§ MATERIAL PROVIDED:
%%

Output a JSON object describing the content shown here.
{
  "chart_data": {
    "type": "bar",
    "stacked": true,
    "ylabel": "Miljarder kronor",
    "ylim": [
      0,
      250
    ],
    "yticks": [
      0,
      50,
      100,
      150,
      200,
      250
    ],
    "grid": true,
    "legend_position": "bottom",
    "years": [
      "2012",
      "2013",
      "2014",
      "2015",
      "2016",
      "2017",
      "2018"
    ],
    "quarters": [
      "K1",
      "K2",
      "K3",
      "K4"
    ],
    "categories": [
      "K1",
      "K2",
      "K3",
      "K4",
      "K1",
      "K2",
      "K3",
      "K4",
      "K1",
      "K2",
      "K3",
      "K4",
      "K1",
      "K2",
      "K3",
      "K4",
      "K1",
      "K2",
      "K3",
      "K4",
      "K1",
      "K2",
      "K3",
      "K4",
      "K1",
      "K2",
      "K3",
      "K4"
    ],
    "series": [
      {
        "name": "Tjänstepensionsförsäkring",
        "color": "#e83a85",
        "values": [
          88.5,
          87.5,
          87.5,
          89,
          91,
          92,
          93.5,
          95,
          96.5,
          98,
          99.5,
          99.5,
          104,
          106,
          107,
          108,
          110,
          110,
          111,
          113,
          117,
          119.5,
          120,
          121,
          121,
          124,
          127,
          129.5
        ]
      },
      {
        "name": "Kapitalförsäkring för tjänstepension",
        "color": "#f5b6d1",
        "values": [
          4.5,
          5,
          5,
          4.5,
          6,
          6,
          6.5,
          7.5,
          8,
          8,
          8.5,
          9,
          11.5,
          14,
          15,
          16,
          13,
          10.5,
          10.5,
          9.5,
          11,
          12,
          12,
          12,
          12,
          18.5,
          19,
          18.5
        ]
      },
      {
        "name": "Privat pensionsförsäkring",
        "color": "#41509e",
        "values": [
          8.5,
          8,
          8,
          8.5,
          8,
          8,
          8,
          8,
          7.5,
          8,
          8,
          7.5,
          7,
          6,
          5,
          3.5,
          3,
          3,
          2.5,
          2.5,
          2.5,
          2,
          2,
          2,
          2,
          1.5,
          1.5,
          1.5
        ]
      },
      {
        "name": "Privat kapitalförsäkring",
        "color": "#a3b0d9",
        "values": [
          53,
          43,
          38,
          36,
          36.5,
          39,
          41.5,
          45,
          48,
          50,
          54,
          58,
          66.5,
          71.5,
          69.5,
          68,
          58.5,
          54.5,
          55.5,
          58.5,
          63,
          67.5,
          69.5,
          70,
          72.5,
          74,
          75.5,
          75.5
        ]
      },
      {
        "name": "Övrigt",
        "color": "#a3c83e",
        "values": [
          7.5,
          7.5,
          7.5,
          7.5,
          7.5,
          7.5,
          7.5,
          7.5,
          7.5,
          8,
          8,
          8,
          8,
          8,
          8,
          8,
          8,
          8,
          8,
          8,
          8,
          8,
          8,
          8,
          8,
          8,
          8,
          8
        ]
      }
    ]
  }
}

%%

§ INSTRUCTION: Note every line above where the string "color" shows up, and copy those lines.

§ CORRECT RESPONSE:
        "color": "#e83a85",
        "color": "#f5b6d1",
        "color": "#41509e",
        "color": "#a3b0d9",
        "color": "#a3c83e",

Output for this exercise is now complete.